--- Start of Data ---

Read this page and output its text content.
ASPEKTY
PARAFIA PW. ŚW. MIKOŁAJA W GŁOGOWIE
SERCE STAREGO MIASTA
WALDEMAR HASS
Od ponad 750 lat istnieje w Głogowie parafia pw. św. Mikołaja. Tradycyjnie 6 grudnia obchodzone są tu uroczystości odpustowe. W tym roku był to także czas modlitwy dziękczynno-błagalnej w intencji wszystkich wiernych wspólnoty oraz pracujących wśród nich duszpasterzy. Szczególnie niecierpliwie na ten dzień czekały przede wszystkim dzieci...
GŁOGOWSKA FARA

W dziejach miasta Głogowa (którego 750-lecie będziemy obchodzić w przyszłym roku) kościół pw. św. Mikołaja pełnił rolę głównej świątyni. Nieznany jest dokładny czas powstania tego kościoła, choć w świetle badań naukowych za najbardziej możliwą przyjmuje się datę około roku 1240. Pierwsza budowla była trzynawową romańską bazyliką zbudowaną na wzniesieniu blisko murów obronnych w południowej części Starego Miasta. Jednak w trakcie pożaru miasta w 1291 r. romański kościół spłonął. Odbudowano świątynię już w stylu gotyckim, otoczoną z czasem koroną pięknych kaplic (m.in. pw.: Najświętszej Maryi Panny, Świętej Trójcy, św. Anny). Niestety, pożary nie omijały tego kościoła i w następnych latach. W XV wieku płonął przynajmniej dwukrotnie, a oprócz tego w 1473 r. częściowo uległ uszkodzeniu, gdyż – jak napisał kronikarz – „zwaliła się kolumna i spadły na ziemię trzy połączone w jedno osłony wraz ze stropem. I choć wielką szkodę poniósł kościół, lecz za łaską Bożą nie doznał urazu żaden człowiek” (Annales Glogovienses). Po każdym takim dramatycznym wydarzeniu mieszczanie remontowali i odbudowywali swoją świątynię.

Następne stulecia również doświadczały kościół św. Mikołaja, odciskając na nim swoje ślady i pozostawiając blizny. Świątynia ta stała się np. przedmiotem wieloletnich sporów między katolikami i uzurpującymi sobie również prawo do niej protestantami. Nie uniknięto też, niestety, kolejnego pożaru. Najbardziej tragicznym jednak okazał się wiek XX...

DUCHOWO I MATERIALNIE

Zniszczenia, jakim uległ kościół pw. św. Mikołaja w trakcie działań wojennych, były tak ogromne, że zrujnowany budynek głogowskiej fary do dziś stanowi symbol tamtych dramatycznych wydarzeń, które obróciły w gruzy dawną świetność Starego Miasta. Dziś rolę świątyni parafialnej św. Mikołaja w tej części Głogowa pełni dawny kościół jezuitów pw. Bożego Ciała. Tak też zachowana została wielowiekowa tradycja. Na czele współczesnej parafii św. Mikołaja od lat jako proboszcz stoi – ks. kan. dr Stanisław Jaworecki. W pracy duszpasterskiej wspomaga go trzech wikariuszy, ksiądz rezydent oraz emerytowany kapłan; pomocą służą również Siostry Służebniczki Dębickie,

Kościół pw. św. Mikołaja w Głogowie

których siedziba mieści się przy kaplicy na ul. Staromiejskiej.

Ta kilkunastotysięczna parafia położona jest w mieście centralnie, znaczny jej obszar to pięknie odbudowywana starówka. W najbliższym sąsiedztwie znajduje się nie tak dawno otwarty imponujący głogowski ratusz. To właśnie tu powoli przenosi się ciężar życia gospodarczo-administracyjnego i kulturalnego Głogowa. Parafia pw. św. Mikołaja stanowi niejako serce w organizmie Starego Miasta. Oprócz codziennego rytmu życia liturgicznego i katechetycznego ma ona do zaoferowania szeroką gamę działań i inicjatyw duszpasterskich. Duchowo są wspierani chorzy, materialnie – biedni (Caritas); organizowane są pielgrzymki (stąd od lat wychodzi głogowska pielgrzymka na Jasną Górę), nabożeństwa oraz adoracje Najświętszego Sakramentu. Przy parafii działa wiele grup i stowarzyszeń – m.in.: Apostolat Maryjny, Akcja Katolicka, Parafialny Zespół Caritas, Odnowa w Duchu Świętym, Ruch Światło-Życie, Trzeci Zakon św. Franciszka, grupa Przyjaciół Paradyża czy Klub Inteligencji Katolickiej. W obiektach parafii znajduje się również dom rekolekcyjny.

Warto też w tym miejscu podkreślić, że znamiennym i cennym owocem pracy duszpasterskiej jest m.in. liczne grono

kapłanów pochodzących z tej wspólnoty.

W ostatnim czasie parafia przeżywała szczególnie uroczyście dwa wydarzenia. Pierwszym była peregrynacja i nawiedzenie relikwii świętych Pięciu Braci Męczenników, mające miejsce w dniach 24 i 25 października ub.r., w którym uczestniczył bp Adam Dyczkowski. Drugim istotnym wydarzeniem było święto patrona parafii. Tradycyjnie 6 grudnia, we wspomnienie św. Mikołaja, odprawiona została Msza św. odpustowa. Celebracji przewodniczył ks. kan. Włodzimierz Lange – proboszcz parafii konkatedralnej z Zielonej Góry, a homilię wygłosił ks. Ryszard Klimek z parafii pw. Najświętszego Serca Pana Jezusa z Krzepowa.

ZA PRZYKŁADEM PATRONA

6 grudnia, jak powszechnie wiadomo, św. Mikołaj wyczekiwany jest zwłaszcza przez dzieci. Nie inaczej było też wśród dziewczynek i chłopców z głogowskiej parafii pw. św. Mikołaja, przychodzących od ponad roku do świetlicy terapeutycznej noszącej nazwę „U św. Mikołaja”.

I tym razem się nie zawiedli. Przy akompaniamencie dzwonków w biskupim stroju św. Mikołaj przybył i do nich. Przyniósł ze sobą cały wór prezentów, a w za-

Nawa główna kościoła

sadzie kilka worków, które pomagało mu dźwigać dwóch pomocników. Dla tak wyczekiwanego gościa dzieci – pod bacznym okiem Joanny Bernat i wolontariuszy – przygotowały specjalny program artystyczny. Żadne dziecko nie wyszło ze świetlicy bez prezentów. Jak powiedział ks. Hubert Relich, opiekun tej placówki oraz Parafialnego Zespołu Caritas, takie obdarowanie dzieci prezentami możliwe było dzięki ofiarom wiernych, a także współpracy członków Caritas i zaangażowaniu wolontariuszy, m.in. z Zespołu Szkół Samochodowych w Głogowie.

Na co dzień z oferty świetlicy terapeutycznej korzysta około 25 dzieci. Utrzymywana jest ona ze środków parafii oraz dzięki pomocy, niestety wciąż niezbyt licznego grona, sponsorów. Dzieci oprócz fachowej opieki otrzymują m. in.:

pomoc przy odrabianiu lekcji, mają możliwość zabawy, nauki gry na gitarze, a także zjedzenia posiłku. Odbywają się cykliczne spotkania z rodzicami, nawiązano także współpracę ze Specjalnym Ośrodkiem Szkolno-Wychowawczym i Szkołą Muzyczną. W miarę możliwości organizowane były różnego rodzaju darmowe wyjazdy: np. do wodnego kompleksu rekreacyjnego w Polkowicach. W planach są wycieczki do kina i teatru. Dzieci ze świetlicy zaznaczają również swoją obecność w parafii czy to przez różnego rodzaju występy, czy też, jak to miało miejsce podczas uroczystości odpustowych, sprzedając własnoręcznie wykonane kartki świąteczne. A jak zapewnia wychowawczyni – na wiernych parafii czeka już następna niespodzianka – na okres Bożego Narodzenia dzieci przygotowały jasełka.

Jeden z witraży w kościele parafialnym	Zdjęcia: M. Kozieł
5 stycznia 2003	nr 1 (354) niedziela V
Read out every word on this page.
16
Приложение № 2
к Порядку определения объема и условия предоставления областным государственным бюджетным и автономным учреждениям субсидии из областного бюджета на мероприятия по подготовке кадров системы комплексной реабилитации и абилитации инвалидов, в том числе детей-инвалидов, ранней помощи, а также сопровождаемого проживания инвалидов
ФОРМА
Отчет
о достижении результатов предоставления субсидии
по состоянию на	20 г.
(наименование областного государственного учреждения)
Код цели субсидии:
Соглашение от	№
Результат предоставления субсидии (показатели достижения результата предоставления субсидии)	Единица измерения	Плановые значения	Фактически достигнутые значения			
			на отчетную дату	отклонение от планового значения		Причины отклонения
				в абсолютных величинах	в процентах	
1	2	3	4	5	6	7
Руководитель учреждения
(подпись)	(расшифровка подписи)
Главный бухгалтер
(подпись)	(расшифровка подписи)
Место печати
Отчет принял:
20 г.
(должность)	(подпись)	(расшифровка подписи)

--- End of Data ---

Select all lines with the word "była" from the entries above.

W dziejach miasta Głogowa (którego 750-lecie będziemy obchodzić w przyszłym roku) kościół pw. św. Mikołaja pełnił rolę głównej świątyni. Nieznany jest dokładny czas powstania tego kościoła, choć w świetle badań naukowych za najbardziej możliwą przyjmuje się datę około roku 1240. Pierwsza budowla była trzynawową romańską bazyliką zbudowaną na wzniesieniu blisko murów obronnych w południowej części Starego Miasta. Jednak w trakcie pożaru miasta w 1291 r. romański kościół spłonął. Odbudowano świątynię już w stylu gotyckim, otoczoną z czasem koroną pięknych kaplic (m.in. pw.: Najświętszej Maryi Panny, Świętej Trójcy, św. Anny). Niestety, pożary nie omijały tego kościoła i w następnych latach. W XV wieku płonął przynajmniej dwukrotnie, a oprócz tego w 1473 r. częściowo uległ uszkodzeniu, gdyż – jak napisał kronikarz – „zwaliła się kolumna i spadły na ziemię trzy połączone w jedno osłony wraz ze stropem. I choć wielką szkodę poniósł kościół, lecz za łaską Bożą nie doznał urazu żaden człowiek” (Annales Glogovienses). Po każdym takim dramatycznym wydarzeniu mieszczanie remontowali i odbudowywali swoją świątynię.
W ostatnim czasie parafia przeżywała szczególnie uroczyście dwa wydarzenia. Pierwszym była peregrynacja i nawiedzenie relikwii świętych Pięciu Braci Męczenników, mające miejsce w dniach 24 i 25 października ub.r., w którym uczestniczył bp Adam Dyczkowski. Drugim istotnym wydarzeniem było święto patrona parafii. Tradycyjnie 6 grudnia, we wspomnienie św. Mikołaja, odprawiona została Msza św. odpustowa. Celebracji przewodniczył ks. kan. Włodzimierz Lange – proboszcz parafii konkatedralnej z Zielonej Góry, a homilię wygłosił ks. Ryszard Klimek z parafii pw. Najświętszego Serca Pana Jezusa z Krzepowa.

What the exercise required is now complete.